#### [GIVEN REQUEST]
Everything from the line holding "Read this page and output its text content." to the end of the listing below should be copied exactly, line for line, minus the pictures.
>> Begin
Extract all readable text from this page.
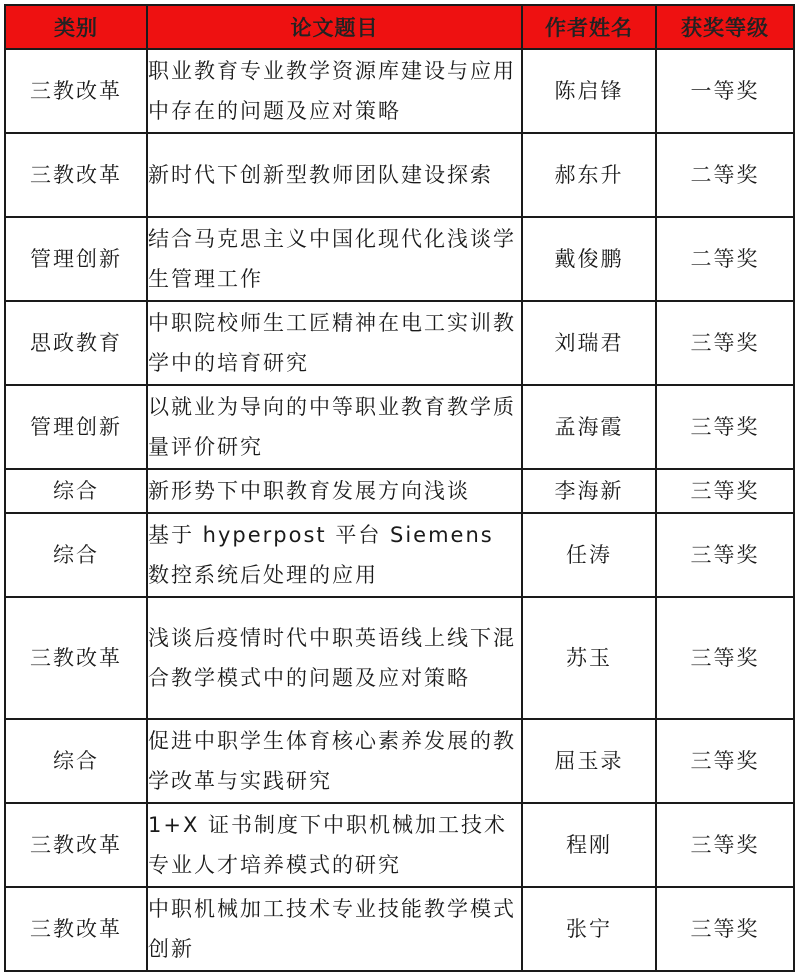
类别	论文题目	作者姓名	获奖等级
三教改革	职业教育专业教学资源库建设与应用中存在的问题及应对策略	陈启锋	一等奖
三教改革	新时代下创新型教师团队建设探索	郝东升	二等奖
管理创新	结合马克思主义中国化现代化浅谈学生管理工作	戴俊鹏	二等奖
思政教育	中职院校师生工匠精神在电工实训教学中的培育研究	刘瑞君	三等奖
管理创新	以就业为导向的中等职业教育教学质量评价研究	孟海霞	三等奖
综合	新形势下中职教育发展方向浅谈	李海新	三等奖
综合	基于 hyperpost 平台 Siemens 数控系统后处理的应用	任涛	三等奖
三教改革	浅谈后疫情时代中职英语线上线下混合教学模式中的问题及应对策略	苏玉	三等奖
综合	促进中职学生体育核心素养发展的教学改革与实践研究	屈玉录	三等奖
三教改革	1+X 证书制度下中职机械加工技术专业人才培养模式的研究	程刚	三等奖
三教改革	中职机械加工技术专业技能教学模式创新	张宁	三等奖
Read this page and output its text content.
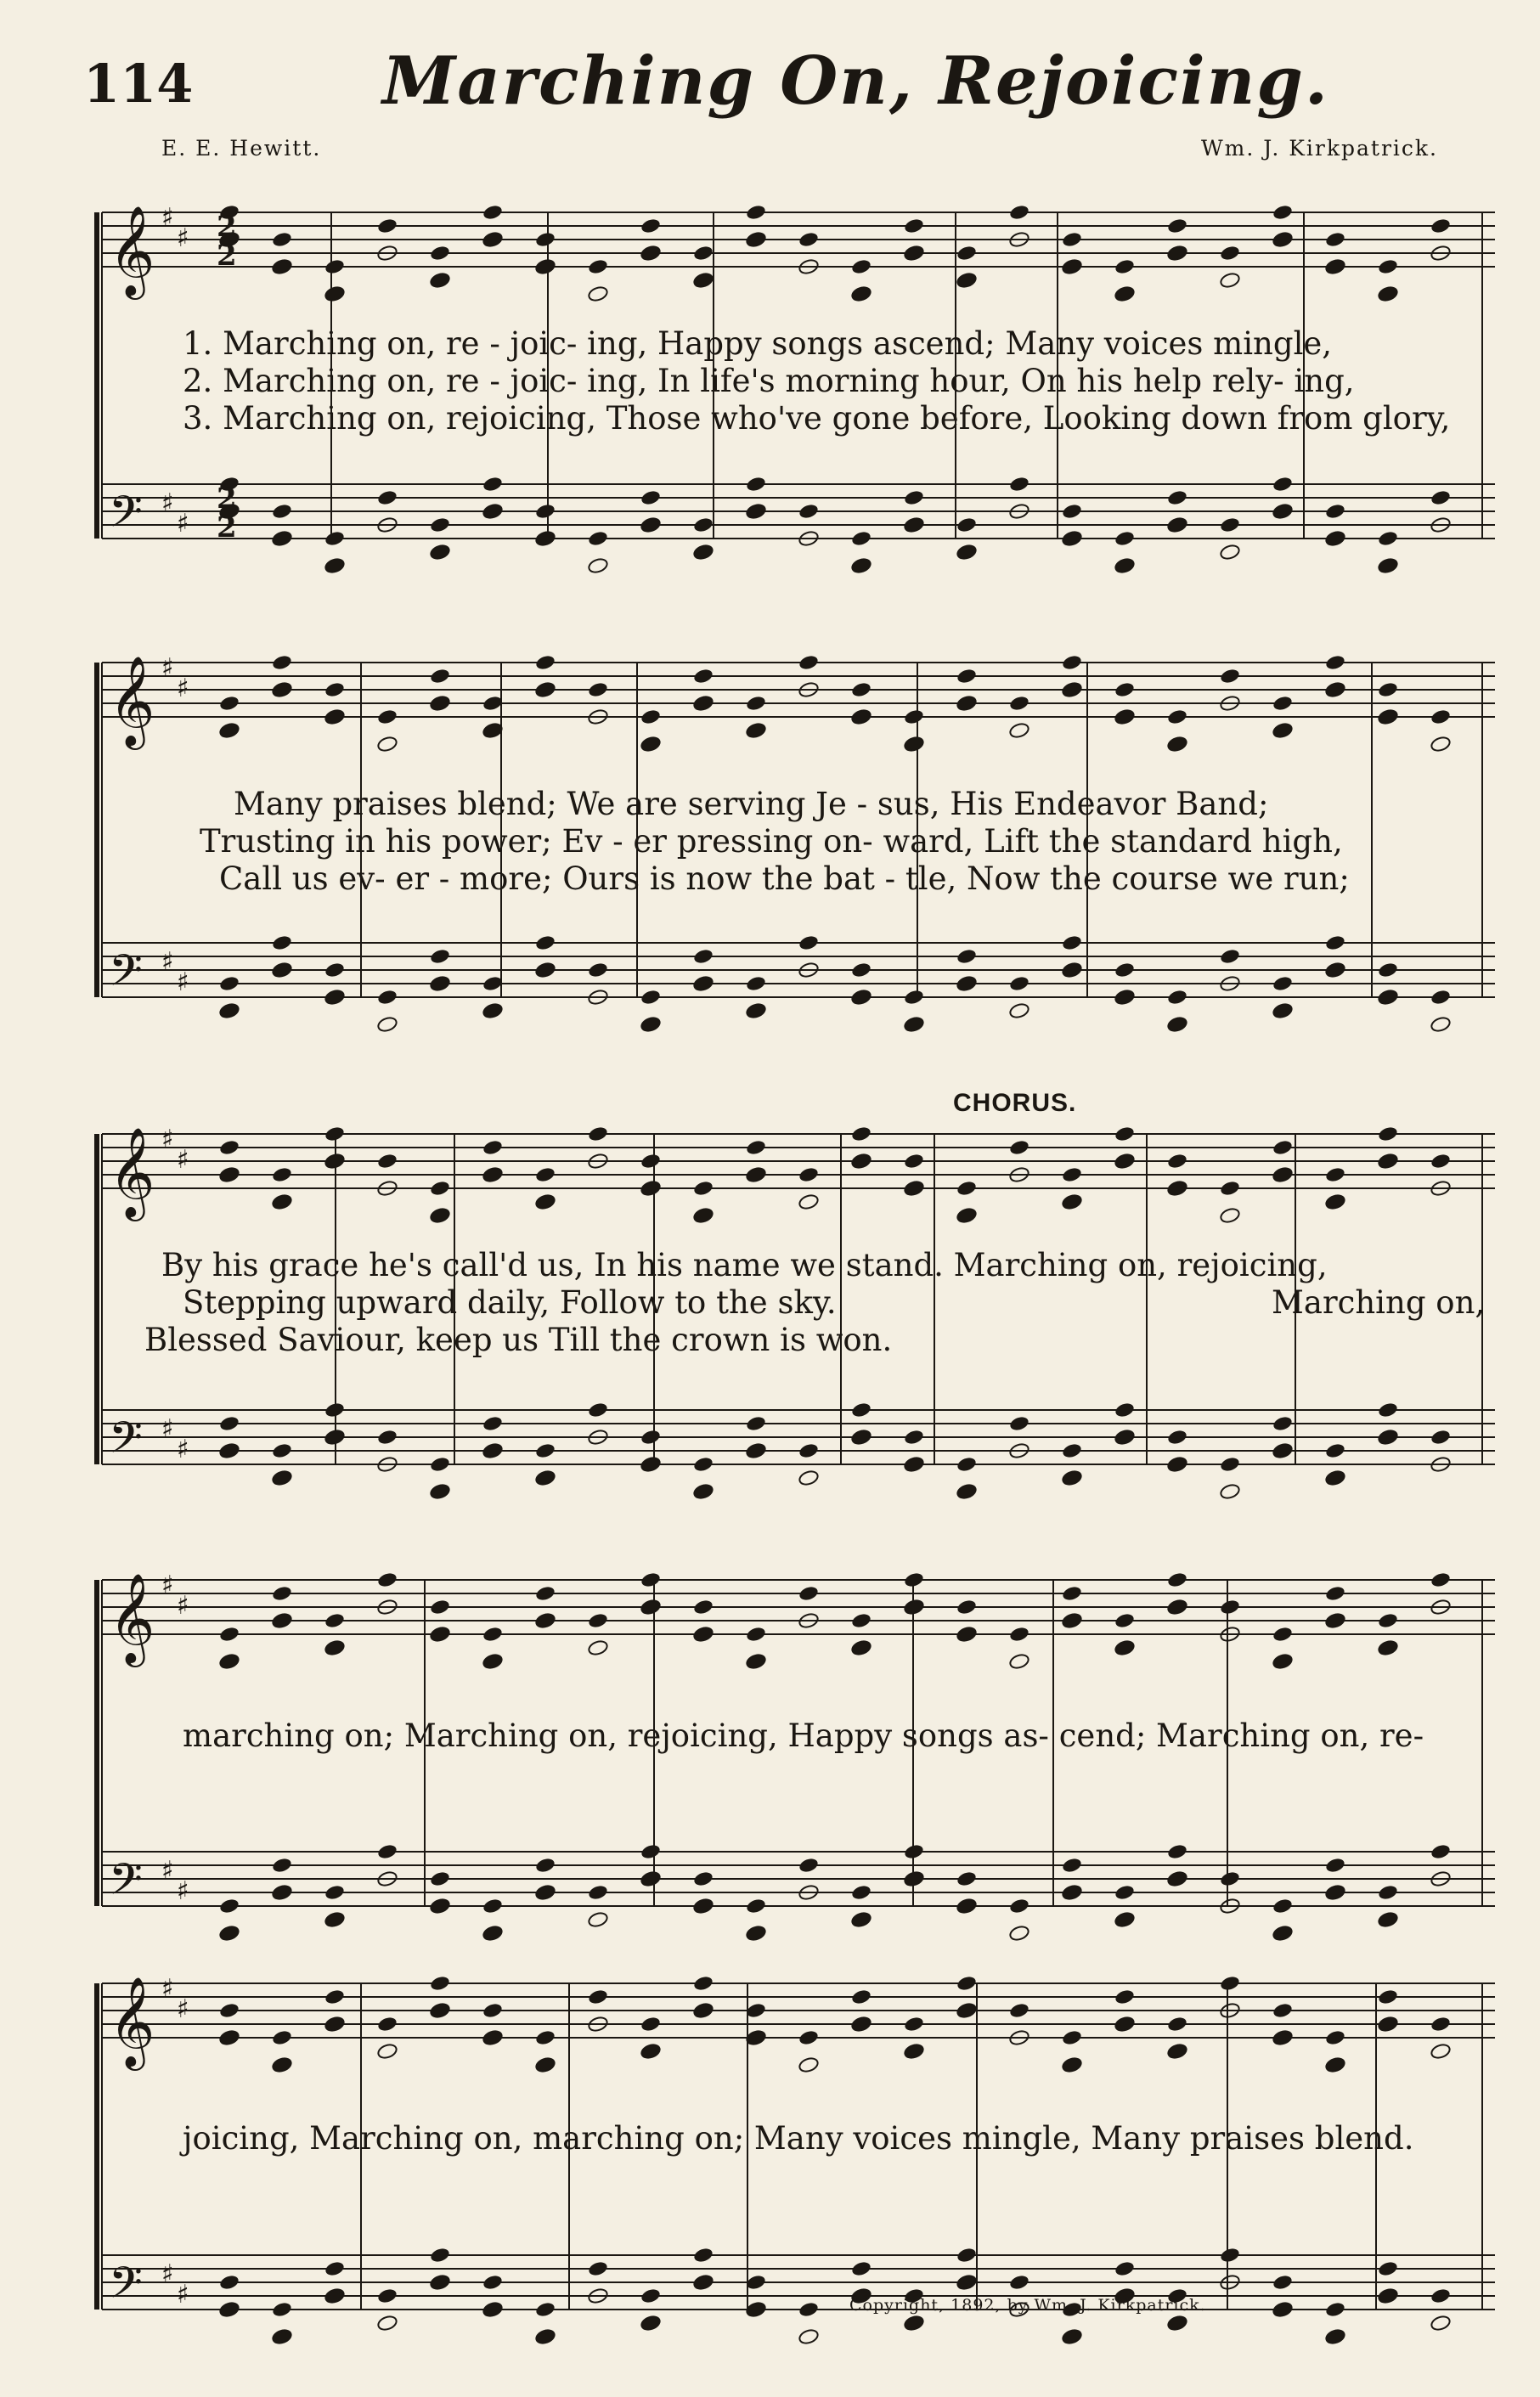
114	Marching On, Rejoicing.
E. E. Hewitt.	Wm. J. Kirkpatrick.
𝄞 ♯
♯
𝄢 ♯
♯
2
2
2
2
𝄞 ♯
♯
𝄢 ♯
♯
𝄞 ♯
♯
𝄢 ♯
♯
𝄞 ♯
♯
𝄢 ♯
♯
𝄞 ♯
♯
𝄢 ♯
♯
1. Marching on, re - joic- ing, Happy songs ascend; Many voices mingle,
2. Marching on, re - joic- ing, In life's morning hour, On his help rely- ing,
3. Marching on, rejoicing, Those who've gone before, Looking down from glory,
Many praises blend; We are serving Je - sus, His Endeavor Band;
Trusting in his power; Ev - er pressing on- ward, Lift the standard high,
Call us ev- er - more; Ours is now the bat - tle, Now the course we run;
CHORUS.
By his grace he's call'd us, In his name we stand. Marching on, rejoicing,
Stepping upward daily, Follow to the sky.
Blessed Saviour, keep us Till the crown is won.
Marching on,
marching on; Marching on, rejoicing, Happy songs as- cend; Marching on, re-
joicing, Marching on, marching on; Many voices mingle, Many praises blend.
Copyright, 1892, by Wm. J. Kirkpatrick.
>> End
#### [THE COMPLETED TASK]
Read this page and output its text content.
114	Marching On, Rejoicing.
E. E. Hewitt.	Wm. J. Kirkpatrick.
𝄞 ♯
♯
𝄢 ♯
♯
2
2
2
2
𝄞 ♯
♯
𝄢 ♯
♯
𝄞 ♯
♯
𝄢 ♯
♯
𝄞 ♯
♯
𝄢 ♯
♯
𝄞 ♯
♯
𝄢 ♯
♯
1. Marching on, re - joic- ing, Happy songs ascend; Many voices mingle,
2. Marching on, re - joic- ing, In life's morning hour, On his help rely- ing,
3. Marching on, rejoicing, Those who've gone before, Looking down from glory,
Many praises blend; We are serving Je - sus, His Endeavor Band;
Trusting in his power; Ev - er pressing on- ward, Lift the standard high,
Call us ev- er - more; Ours is now the bat - tle, Now the course we run;
CHORUS.
By his grace he's call'd us, In his name we stand. Marching on, rejoicing,
Stepping upward daily, Follow to the sky.
Blessed Saviour, keep us Till the crown is won.
Marching on,
marching on; Marching on, rejoicing, Happy songs as- cend; Marching on, re-
joicing, Marching on, marching on; Many voices mingle, Many praises blend.
Copyright, 1892, by Wm. J. Kirkpatrick.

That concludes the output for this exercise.